Entries from a visual dataset
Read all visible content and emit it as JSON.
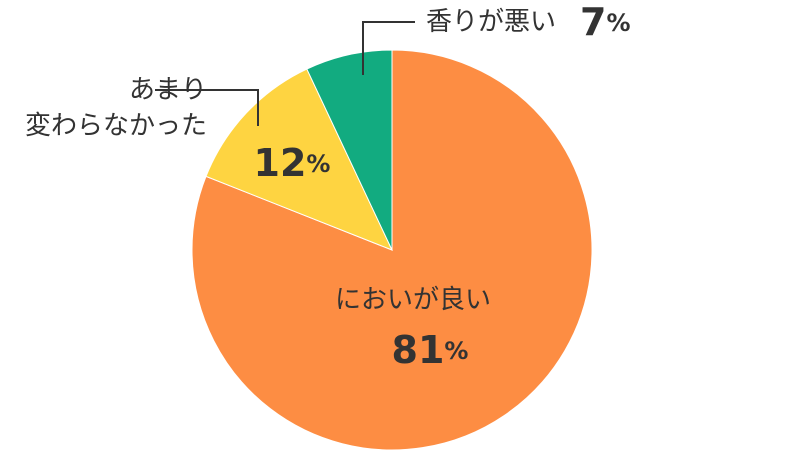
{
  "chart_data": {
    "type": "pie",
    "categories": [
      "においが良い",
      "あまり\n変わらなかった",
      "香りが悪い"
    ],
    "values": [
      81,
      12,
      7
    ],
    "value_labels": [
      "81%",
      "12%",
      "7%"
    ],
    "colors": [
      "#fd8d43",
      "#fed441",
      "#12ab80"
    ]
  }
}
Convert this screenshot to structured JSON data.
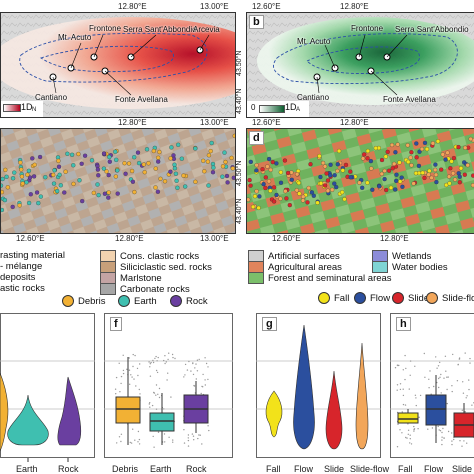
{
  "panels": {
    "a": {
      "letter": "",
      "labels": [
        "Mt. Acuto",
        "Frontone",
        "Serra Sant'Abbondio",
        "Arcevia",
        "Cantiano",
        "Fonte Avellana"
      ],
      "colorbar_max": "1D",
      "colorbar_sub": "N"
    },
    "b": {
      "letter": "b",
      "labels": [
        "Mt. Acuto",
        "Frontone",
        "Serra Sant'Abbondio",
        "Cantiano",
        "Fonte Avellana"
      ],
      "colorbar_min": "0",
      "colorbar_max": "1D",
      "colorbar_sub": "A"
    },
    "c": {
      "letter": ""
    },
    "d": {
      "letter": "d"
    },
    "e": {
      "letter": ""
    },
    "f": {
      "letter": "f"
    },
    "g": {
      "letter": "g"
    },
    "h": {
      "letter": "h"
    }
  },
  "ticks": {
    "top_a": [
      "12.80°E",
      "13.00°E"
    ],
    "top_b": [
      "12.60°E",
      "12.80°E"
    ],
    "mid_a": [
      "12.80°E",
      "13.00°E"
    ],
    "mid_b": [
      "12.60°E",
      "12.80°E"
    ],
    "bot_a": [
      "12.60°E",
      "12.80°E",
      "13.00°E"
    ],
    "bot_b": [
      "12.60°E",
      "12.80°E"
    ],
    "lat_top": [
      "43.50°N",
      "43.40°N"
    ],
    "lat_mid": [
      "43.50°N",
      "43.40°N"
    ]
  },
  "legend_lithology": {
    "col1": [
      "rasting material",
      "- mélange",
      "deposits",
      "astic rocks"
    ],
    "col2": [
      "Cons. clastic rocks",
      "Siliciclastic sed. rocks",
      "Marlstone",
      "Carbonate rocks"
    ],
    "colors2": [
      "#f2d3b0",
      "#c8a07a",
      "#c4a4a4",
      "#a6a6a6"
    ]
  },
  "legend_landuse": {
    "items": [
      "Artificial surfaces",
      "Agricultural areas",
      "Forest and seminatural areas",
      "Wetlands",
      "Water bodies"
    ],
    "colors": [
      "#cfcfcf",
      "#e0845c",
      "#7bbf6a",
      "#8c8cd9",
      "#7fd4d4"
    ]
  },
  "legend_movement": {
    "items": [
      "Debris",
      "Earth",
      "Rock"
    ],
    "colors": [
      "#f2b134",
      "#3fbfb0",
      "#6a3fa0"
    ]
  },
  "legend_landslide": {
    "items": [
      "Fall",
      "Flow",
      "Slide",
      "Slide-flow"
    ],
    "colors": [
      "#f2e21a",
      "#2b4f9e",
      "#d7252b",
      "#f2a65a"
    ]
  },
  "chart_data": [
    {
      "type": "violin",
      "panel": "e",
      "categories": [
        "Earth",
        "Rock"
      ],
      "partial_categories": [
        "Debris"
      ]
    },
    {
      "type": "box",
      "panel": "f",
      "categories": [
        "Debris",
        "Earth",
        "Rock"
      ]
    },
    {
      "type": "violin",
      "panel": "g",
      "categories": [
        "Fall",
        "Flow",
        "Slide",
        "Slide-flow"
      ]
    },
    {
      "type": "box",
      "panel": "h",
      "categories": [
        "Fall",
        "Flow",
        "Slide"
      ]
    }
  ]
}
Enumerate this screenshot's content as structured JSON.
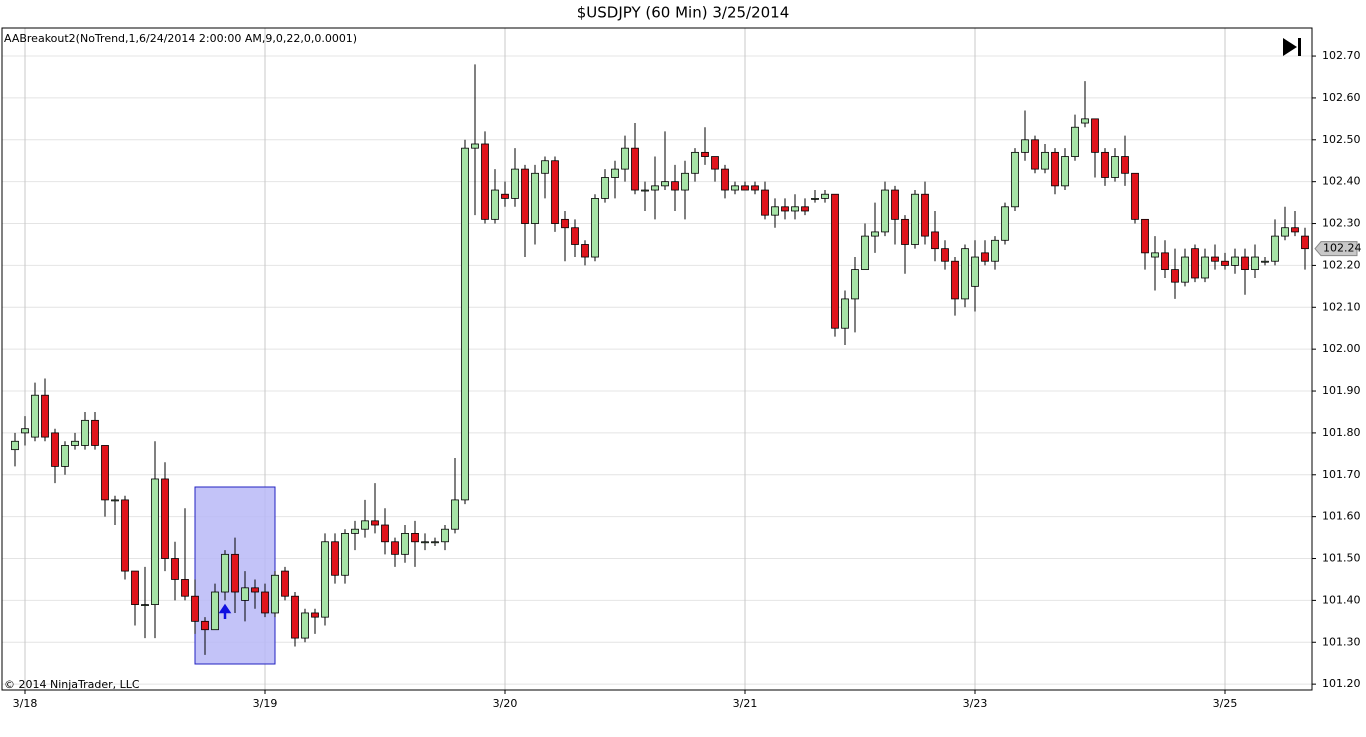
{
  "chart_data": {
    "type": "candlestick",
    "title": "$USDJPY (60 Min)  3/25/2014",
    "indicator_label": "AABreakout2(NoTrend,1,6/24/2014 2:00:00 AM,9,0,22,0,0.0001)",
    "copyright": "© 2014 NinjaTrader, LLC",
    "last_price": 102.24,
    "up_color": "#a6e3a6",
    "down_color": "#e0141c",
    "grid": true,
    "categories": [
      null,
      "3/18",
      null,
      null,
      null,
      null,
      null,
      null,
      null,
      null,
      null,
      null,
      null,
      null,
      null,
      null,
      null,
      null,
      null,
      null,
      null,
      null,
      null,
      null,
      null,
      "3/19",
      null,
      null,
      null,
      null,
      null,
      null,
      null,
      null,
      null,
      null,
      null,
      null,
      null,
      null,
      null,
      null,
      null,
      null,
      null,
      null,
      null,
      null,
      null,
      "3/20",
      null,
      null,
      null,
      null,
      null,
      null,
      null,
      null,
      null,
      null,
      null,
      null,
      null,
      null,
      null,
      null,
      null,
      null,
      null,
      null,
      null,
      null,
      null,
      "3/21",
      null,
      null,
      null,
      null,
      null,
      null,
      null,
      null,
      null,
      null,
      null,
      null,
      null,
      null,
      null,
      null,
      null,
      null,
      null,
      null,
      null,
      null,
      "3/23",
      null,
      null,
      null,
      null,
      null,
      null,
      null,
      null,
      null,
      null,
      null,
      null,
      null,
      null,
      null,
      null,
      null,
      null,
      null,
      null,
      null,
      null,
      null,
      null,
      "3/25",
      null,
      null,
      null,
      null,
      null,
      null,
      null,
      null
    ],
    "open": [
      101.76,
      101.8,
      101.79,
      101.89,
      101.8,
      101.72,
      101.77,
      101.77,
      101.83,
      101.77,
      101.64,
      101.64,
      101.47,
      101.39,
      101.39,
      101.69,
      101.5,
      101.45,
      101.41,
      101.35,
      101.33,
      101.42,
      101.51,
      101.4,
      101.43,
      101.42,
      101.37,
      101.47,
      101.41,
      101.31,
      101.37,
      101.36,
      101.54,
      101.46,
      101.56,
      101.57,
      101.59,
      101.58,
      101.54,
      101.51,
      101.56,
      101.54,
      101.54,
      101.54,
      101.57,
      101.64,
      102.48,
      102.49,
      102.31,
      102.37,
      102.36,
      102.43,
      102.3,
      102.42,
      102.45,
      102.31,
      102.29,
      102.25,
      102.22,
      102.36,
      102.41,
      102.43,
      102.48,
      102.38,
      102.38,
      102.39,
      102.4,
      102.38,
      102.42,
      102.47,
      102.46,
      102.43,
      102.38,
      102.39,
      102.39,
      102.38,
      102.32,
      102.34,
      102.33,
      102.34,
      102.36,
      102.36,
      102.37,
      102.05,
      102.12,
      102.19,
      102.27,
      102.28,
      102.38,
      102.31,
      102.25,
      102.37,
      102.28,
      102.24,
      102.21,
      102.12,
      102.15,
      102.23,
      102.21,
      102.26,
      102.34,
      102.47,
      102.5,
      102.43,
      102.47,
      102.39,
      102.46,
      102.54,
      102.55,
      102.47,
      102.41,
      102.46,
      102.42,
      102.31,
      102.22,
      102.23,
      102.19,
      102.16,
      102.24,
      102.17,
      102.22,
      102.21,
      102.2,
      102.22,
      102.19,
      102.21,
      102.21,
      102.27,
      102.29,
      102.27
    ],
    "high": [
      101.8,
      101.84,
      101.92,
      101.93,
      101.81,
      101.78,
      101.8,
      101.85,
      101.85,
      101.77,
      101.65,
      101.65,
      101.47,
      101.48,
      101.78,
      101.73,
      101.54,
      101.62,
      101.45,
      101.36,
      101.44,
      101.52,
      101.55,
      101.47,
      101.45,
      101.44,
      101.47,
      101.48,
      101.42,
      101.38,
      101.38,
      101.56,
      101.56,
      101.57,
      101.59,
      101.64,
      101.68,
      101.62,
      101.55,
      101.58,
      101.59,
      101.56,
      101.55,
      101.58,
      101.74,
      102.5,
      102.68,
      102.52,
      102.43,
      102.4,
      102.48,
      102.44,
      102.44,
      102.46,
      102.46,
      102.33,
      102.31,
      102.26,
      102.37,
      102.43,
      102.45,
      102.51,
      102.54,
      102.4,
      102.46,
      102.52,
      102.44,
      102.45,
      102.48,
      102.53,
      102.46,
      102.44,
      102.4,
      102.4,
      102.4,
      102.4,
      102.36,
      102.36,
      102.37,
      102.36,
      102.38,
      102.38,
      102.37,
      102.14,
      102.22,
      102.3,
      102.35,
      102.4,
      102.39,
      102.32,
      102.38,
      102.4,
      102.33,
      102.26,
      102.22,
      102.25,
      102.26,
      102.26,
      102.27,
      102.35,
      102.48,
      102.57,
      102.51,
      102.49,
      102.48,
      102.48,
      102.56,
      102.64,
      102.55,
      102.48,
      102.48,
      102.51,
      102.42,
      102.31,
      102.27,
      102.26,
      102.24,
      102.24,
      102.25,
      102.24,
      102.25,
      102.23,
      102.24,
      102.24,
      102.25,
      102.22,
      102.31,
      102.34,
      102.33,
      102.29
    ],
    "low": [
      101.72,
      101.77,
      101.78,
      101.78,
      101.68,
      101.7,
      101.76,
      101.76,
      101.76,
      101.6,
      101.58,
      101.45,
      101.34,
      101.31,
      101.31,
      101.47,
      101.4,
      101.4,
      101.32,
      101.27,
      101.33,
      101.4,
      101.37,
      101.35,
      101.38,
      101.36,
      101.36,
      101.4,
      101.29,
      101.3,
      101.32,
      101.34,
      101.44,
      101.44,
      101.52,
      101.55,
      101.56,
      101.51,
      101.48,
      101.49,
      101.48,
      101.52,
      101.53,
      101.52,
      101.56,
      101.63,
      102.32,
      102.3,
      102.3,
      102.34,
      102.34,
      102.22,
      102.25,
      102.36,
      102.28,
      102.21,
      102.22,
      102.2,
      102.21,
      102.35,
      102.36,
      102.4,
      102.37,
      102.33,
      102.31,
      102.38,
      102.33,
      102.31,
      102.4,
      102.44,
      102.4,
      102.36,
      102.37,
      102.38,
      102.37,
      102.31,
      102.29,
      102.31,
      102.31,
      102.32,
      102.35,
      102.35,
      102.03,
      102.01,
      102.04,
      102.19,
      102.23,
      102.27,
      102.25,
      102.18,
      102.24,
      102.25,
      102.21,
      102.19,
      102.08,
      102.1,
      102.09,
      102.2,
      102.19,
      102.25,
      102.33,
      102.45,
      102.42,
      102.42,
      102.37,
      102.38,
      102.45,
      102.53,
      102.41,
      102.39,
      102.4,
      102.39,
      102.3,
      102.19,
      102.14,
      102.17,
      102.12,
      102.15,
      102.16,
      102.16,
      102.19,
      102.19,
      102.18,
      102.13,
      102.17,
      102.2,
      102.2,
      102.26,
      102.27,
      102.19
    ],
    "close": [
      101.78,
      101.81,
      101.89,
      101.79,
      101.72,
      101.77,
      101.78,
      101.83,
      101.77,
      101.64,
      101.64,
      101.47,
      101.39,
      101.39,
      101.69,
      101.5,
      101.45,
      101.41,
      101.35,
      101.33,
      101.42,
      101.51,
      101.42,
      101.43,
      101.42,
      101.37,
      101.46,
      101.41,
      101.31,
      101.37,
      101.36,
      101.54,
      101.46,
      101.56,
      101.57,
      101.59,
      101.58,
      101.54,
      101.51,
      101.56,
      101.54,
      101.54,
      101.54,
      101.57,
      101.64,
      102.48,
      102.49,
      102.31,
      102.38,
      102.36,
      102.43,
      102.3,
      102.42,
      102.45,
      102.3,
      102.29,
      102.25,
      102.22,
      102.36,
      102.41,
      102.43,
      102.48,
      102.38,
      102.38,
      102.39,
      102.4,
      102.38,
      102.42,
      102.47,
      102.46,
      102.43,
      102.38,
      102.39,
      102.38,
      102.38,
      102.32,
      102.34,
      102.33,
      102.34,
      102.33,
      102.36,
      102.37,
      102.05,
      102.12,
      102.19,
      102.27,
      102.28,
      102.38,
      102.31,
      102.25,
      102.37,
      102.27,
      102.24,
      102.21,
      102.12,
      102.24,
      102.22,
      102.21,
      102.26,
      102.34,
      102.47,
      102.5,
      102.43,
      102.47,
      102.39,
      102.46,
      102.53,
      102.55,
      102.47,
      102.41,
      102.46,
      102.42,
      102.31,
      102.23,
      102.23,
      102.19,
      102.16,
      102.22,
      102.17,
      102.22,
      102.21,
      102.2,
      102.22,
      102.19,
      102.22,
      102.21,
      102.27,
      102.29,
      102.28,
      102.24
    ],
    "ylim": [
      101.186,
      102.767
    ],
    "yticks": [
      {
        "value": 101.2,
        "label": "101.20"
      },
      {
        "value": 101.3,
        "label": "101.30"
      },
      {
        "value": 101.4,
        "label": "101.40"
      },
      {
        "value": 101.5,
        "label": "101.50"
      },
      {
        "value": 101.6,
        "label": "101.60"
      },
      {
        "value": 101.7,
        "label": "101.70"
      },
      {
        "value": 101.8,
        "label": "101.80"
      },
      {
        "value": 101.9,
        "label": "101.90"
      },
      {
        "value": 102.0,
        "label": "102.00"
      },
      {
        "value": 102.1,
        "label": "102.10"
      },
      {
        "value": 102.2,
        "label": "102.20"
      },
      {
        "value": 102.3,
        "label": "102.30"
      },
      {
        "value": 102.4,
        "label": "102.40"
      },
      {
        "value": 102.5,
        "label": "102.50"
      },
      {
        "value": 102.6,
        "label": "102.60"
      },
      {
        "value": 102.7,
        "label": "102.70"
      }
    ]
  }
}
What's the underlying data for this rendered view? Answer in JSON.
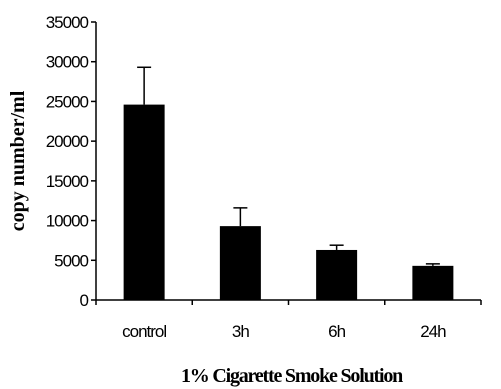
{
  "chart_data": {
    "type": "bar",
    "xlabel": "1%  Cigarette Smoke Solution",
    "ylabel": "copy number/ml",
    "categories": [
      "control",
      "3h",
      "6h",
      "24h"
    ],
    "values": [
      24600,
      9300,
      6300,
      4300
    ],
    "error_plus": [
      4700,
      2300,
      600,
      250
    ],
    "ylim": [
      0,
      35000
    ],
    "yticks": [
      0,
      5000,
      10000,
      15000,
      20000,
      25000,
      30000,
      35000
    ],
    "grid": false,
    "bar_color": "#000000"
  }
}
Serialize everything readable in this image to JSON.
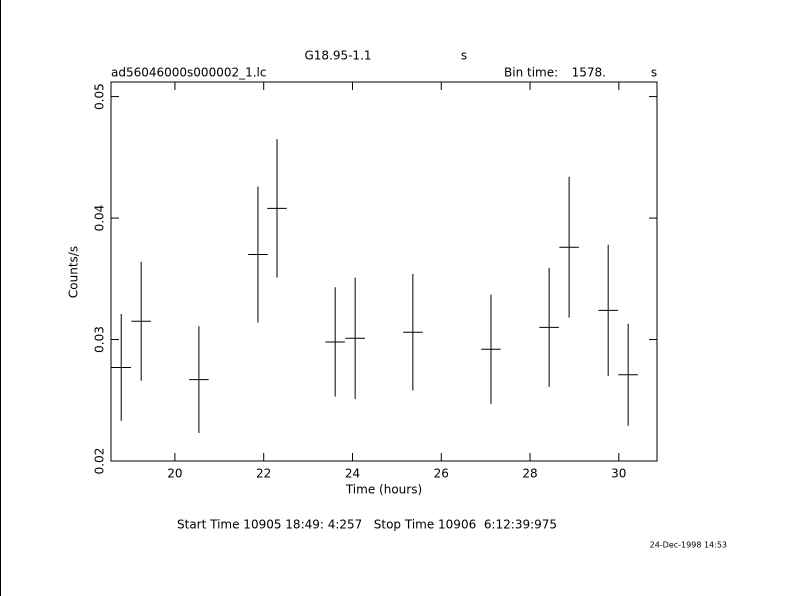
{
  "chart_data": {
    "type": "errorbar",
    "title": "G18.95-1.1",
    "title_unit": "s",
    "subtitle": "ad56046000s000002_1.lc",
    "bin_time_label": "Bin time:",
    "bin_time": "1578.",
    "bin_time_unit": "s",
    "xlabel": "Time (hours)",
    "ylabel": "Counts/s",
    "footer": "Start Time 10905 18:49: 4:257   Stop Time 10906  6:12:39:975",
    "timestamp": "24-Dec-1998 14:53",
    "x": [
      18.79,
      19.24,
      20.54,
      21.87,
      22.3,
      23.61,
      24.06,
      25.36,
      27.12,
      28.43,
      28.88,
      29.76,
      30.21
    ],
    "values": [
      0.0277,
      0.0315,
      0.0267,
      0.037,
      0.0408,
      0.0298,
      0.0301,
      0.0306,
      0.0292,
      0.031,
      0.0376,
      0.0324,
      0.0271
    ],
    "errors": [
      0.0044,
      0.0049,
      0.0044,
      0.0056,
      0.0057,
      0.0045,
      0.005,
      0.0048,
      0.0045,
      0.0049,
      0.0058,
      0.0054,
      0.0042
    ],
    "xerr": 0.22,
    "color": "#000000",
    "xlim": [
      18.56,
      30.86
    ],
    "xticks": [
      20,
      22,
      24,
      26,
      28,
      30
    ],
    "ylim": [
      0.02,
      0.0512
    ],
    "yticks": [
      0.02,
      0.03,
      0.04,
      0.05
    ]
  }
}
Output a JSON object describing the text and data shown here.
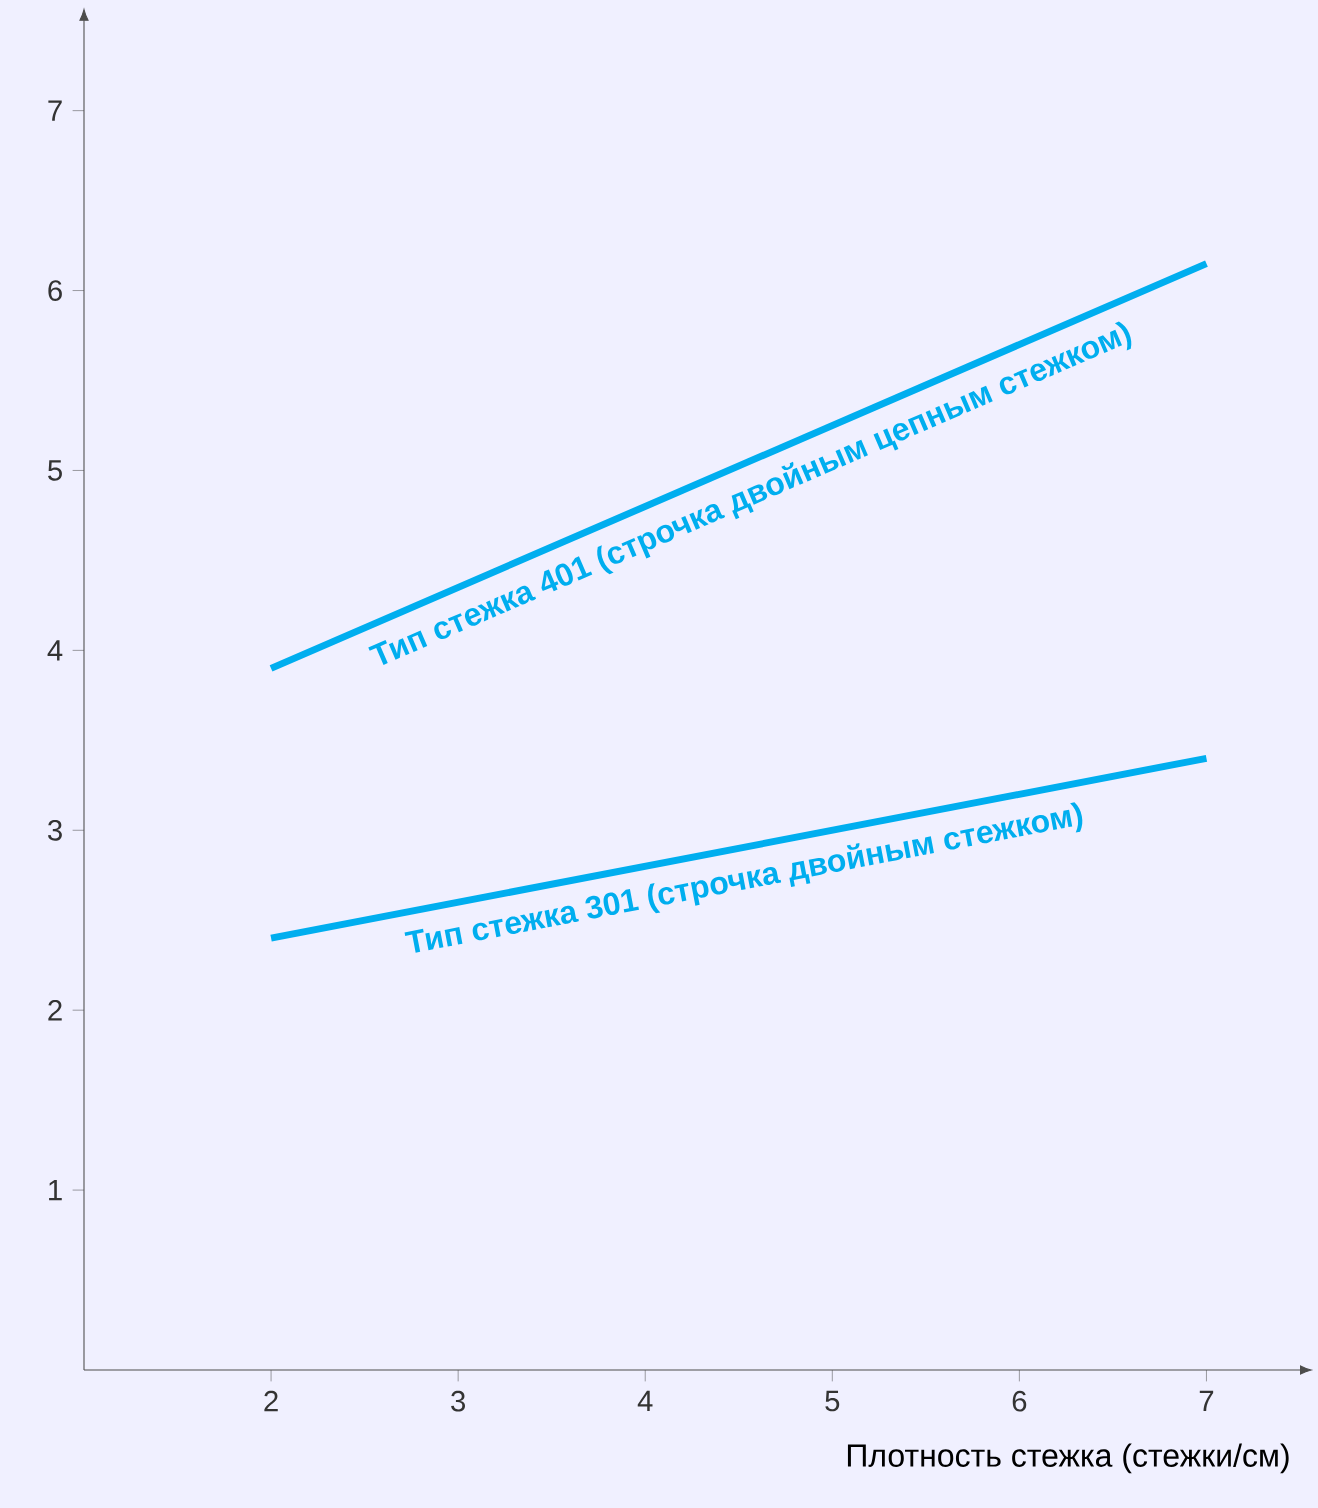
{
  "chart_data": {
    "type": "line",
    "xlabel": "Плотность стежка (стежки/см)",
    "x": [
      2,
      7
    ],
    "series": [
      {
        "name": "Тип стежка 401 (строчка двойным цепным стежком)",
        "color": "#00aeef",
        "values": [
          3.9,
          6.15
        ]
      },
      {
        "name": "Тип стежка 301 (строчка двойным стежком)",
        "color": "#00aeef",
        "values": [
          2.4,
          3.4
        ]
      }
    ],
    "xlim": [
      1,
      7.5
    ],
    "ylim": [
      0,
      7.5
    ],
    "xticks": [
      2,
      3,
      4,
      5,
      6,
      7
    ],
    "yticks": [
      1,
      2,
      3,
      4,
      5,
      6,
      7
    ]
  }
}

### Problem to solve
Establish how many lines of the records contain the string "JSON" and state that number without elaboration.

### Task answer
6